◆ **Work to complete**
List all the lines in these records that hold "입력해주세요".

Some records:
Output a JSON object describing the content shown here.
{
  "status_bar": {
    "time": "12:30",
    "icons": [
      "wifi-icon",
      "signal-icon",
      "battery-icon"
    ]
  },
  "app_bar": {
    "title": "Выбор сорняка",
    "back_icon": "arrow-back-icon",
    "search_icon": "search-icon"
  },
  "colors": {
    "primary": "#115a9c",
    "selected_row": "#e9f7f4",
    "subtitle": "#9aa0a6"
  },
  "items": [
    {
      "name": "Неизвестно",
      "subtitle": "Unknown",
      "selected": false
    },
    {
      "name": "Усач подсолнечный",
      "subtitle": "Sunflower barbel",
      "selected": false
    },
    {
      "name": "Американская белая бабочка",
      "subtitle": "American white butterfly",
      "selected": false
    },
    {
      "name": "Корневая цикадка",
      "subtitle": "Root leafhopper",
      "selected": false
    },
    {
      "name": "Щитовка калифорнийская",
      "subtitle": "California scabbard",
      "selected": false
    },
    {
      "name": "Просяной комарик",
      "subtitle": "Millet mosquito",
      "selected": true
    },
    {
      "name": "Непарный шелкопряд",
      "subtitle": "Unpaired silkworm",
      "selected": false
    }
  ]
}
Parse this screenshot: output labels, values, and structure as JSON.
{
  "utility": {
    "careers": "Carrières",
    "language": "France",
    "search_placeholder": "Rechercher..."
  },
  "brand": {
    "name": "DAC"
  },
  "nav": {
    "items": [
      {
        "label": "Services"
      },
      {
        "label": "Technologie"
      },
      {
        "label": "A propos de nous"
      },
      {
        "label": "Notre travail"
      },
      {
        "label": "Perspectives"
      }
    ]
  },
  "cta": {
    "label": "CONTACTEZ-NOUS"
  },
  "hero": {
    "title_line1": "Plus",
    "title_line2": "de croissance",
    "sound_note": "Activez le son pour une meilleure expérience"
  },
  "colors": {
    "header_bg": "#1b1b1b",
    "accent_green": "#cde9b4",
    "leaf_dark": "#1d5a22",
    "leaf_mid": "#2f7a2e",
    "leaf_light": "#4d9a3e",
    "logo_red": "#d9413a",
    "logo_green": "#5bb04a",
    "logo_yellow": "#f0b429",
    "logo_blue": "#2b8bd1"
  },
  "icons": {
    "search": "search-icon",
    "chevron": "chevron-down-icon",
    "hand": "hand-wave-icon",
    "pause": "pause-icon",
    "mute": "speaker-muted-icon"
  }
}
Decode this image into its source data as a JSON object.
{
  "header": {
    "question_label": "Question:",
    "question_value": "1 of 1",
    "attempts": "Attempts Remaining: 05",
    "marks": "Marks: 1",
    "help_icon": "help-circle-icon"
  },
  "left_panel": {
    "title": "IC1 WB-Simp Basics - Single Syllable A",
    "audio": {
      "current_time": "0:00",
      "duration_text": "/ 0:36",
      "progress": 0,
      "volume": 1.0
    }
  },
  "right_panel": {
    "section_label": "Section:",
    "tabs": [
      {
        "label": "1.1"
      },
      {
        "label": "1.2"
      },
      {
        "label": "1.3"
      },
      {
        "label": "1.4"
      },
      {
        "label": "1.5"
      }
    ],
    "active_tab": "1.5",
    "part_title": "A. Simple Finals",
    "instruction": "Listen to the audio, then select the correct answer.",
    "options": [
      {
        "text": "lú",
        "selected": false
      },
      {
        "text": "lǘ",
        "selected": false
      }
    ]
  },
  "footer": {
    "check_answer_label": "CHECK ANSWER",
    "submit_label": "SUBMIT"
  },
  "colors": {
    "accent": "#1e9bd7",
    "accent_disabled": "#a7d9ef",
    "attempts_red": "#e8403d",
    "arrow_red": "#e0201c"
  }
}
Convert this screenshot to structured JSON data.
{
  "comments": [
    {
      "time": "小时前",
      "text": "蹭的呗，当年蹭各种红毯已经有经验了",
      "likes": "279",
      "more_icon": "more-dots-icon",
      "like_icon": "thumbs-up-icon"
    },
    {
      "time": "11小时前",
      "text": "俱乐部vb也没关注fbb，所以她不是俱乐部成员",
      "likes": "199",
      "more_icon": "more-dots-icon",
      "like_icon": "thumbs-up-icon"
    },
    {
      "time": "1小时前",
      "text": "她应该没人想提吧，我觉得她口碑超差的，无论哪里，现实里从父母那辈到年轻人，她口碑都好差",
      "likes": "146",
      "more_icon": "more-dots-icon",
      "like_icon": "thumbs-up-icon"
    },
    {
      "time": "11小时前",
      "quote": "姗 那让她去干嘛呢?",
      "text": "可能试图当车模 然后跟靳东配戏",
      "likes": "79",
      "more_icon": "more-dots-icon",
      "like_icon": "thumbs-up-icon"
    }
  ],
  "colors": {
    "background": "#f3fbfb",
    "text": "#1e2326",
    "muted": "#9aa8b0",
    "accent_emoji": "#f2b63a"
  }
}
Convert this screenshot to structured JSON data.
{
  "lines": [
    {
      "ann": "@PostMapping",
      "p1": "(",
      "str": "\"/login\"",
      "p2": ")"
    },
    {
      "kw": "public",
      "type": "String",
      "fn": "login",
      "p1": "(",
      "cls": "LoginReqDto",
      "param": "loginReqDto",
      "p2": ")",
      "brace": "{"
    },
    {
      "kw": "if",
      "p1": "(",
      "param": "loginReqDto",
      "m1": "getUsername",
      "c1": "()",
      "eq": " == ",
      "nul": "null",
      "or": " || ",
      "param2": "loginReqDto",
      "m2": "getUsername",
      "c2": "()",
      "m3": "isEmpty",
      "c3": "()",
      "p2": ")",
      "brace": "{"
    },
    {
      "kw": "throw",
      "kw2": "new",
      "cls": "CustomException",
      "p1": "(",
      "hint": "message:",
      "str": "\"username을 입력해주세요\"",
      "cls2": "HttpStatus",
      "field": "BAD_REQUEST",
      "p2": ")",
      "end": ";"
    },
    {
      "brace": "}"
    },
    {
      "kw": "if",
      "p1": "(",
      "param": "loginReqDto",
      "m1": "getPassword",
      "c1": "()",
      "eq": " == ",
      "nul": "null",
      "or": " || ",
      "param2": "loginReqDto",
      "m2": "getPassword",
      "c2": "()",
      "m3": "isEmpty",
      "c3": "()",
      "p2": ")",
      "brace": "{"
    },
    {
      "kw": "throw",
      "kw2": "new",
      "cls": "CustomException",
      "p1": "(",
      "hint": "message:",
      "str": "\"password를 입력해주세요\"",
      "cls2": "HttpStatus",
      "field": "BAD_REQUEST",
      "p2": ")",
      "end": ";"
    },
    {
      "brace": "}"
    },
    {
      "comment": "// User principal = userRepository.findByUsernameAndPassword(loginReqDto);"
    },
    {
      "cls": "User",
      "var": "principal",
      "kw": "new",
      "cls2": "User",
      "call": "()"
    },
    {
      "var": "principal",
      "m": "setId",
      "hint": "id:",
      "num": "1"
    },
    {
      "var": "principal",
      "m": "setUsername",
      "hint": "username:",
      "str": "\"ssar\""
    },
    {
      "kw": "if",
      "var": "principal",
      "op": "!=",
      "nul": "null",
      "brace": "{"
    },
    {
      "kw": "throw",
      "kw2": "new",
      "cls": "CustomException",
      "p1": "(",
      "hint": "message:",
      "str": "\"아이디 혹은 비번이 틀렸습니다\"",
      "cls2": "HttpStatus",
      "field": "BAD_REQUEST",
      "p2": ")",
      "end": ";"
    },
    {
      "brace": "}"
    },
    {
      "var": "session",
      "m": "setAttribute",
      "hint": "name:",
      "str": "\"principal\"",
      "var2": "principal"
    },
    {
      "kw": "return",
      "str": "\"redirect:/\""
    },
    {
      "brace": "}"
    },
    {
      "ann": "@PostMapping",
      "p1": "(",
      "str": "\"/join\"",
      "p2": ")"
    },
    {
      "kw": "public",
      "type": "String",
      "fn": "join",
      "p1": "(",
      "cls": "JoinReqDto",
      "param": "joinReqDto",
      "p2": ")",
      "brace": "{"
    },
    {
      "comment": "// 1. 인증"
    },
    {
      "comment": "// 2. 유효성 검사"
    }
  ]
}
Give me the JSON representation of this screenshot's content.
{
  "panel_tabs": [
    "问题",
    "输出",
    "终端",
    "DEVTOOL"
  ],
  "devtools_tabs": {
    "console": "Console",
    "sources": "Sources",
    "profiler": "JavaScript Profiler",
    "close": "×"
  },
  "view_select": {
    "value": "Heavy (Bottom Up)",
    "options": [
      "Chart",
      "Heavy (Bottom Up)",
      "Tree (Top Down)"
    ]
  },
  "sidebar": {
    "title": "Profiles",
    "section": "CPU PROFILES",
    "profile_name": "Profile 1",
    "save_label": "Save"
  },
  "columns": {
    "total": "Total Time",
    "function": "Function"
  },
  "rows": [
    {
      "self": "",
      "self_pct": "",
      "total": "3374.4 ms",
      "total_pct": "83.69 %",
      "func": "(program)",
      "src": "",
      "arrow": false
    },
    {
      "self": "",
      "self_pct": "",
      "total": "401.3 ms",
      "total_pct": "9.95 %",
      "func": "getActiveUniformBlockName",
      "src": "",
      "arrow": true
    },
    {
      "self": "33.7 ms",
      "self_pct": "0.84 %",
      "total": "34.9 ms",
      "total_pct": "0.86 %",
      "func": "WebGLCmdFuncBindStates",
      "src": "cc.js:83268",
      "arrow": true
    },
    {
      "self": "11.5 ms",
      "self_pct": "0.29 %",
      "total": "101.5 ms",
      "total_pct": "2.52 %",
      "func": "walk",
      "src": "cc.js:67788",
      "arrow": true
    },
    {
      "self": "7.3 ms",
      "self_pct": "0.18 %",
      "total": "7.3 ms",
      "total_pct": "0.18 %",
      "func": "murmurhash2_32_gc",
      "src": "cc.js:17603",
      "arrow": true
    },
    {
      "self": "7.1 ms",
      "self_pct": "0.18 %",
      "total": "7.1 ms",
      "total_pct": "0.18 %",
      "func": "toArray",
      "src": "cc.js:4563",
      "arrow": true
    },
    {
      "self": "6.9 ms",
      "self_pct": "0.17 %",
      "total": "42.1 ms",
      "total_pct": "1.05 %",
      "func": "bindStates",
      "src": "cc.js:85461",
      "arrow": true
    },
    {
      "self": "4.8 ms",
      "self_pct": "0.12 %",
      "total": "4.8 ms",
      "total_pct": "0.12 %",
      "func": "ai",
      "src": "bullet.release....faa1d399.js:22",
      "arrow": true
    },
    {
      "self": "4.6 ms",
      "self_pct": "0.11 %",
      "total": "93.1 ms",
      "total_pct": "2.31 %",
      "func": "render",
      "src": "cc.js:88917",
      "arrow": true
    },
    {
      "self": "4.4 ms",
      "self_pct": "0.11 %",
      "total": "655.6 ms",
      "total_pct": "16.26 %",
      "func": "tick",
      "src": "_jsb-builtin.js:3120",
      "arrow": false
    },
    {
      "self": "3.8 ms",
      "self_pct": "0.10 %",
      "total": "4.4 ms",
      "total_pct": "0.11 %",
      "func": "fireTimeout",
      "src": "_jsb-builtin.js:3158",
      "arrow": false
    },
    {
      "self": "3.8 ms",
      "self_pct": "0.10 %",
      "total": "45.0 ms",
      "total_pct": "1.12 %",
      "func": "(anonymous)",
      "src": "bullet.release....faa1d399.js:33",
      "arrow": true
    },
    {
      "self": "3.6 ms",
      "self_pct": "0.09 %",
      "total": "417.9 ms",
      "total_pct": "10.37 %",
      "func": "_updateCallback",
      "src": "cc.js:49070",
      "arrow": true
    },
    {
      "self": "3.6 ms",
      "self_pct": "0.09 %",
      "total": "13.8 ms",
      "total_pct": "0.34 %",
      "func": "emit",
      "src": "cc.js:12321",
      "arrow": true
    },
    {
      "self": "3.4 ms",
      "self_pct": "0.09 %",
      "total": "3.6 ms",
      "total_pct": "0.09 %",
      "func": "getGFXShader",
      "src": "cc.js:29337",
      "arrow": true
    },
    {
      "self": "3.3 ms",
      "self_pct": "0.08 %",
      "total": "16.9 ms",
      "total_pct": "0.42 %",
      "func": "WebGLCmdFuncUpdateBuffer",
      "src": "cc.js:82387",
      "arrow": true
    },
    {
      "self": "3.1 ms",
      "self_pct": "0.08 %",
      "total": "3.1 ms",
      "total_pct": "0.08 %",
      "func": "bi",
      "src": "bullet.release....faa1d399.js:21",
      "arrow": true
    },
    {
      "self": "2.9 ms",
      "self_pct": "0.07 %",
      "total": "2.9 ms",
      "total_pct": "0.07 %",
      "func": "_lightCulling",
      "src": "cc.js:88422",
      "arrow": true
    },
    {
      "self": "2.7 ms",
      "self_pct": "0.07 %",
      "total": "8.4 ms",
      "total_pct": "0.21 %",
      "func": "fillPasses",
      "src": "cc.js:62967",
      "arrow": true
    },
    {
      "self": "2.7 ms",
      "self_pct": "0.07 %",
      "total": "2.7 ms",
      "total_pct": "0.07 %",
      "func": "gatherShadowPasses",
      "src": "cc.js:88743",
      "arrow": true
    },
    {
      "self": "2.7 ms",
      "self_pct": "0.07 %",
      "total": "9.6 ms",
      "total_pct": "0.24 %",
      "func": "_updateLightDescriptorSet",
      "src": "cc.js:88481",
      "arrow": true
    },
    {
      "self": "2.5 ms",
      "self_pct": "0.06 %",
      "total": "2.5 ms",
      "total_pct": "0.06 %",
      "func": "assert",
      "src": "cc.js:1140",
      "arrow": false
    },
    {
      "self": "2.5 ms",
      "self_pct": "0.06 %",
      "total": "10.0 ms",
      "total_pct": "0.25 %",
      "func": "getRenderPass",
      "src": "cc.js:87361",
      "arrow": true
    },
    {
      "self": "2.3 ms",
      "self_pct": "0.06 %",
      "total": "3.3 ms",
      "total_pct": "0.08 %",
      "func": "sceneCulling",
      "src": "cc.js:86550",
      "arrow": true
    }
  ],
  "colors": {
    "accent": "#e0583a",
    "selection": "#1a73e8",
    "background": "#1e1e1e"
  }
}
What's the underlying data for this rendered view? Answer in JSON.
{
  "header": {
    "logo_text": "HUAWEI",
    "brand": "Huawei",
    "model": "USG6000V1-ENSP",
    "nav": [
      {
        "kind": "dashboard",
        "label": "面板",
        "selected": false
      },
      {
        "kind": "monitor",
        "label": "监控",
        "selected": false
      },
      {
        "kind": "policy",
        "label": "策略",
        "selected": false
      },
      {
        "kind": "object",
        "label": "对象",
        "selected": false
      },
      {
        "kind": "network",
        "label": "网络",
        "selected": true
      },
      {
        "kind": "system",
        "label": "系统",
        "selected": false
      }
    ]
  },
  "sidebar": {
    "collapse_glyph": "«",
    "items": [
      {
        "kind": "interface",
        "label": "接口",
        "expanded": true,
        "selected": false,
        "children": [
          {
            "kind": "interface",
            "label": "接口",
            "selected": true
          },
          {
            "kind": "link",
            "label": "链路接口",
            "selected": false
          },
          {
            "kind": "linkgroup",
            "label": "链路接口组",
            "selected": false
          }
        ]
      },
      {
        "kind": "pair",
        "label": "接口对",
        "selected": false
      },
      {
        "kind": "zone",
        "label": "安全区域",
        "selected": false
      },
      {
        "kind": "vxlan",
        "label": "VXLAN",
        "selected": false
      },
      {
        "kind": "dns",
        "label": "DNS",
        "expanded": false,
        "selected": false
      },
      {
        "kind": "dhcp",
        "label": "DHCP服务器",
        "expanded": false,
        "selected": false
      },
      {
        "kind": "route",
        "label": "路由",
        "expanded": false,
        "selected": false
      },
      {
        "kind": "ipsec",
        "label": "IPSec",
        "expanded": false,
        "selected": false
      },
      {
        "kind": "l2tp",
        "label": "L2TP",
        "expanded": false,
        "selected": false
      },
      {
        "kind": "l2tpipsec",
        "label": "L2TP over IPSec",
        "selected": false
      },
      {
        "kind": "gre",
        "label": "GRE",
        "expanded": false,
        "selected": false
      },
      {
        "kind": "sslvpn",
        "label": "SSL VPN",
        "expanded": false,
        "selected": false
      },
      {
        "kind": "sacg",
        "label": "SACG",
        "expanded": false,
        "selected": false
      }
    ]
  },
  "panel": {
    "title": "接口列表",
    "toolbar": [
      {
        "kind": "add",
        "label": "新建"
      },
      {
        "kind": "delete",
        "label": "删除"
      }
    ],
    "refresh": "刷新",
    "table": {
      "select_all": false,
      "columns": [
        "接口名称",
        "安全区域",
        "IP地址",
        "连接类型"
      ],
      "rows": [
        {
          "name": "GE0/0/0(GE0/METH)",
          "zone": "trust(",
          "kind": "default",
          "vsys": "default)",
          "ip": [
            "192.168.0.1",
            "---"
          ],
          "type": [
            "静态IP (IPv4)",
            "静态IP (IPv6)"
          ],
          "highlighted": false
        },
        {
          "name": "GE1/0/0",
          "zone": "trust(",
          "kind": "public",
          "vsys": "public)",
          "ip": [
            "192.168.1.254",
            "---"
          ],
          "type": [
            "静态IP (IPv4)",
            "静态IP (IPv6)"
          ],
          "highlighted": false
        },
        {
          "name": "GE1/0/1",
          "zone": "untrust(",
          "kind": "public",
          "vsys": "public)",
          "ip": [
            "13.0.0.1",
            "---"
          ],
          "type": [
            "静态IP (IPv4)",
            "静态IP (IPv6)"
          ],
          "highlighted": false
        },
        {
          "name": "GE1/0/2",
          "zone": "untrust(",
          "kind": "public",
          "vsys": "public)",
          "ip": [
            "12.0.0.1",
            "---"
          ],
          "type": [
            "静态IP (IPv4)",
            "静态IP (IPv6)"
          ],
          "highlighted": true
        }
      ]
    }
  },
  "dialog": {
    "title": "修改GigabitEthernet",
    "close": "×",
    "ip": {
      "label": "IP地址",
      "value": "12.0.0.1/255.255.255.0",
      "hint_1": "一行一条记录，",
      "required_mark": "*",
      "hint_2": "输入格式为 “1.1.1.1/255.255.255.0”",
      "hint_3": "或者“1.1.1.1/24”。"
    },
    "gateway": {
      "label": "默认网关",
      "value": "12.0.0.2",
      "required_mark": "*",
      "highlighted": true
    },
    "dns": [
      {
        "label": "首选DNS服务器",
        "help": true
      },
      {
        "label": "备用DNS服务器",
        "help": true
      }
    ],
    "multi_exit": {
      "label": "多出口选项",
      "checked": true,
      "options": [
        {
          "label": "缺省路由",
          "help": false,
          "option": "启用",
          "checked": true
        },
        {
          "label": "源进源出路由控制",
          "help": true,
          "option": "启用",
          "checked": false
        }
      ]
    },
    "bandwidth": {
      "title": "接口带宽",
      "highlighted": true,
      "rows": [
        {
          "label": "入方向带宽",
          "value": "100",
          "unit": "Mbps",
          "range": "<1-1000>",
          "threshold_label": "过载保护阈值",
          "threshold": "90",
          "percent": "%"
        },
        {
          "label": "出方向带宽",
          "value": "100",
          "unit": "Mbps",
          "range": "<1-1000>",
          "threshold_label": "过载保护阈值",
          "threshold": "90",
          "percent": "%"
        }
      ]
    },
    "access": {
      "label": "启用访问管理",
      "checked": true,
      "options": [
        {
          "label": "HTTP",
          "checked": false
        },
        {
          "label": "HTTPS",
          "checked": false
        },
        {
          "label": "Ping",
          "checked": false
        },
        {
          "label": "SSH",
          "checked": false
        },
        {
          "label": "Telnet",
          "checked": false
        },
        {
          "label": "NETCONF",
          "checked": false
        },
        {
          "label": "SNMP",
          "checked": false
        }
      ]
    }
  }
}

◆ **Solution to this task**
      "str": "\"username을 입력해주세요\"",
      "str": "\"password를 입력해주세요\"",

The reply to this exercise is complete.